(Beginning of DATA FOR THIS EXERCISE)

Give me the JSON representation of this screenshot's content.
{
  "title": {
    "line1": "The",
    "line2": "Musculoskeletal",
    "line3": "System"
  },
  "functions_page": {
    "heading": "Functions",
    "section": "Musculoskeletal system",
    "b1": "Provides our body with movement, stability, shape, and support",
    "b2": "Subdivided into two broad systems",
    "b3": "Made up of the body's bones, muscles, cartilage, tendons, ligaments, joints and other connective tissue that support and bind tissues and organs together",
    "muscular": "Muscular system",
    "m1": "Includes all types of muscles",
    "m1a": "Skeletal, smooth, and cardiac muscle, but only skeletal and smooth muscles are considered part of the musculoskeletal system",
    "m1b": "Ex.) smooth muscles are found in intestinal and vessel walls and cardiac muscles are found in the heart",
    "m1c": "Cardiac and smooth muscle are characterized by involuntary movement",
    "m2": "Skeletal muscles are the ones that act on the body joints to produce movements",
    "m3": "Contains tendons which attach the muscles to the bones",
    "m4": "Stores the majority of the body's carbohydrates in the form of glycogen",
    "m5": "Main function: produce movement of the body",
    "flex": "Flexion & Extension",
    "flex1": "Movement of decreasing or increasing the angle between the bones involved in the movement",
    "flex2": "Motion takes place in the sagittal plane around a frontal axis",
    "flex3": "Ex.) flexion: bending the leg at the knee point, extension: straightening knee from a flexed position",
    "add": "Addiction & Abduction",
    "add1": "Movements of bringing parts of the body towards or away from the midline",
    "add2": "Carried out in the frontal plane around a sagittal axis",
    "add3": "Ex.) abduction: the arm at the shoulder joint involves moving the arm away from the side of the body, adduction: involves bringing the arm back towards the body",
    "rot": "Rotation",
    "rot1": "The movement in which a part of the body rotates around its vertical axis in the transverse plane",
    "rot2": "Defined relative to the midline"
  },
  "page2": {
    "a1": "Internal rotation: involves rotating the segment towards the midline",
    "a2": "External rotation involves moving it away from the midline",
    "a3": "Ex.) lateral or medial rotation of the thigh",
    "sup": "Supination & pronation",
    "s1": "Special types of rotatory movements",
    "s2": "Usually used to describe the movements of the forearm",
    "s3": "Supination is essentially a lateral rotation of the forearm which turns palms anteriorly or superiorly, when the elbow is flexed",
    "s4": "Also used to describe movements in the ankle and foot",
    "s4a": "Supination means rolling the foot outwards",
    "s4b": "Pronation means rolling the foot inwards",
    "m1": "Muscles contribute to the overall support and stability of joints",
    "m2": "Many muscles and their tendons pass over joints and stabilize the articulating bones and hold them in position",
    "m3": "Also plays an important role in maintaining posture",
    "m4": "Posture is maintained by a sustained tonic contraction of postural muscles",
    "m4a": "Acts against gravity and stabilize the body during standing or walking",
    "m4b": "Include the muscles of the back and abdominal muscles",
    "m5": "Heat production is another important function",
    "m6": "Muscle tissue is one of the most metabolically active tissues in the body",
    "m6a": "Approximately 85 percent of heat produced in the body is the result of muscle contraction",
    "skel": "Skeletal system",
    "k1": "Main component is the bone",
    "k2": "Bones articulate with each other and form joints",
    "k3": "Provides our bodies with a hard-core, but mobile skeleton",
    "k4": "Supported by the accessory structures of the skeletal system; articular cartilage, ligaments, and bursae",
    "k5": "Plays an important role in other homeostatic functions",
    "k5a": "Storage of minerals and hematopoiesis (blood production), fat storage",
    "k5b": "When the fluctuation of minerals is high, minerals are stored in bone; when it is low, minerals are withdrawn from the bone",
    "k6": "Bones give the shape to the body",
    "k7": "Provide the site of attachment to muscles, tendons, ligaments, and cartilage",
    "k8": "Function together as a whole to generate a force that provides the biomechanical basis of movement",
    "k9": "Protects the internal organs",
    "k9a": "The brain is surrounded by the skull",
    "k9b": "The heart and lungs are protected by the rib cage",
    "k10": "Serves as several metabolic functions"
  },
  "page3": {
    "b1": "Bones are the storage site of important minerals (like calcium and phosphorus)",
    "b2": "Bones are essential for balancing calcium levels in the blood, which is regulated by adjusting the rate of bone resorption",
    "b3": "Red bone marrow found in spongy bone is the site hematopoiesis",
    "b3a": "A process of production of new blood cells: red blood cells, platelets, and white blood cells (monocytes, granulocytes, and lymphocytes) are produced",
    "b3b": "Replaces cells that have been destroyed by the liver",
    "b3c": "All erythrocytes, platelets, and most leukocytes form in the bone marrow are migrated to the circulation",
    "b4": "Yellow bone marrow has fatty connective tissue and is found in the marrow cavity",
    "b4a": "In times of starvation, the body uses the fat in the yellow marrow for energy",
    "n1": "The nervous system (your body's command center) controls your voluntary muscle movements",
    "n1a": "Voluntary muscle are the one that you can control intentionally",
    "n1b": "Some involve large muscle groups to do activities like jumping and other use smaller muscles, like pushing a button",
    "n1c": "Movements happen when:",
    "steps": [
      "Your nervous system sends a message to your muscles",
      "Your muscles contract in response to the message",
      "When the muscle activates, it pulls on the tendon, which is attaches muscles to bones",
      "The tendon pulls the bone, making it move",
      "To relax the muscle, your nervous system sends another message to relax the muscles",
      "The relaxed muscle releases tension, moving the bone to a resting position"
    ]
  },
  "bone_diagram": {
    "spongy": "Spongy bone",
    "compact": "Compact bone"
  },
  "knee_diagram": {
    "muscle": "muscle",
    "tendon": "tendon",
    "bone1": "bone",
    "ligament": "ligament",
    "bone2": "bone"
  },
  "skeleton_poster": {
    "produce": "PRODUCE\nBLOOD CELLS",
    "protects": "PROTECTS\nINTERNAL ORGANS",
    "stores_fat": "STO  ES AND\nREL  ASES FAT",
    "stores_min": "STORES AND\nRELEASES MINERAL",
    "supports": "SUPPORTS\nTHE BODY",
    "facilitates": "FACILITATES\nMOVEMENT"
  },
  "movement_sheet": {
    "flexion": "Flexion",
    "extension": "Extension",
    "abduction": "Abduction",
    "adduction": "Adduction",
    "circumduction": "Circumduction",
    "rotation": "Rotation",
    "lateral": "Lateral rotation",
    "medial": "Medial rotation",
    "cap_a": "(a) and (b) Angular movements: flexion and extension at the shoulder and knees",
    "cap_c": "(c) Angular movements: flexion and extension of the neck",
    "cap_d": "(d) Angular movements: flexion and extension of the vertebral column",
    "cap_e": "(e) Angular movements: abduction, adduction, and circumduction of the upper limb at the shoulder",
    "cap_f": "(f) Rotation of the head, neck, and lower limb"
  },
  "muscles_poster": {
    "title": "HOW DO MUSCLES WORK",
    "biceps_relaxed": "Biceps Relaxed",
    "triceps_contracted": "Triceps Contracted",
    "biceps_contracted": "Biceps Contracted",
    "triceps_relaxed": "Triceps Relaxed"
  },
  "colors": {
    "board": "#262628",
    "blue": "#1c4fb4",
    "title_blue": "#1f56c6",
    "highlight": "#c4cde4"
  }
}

(End of DATA FOR THIS EXERCISE)

#### INSTRUCTIONS FOR THE TASK:
Search the data for the string "flexed" and copy every line where it appears.

#### EXERCISE ANSWER:
    "flex3": "Ex.) flexion: bending the leg at the knee point, extension: straightening knee from a flexed position",
    "s3": "Supination is essentially a lateral rotation of the forearm which turns palms anteriorly or superiorly, when the elbow is flexed",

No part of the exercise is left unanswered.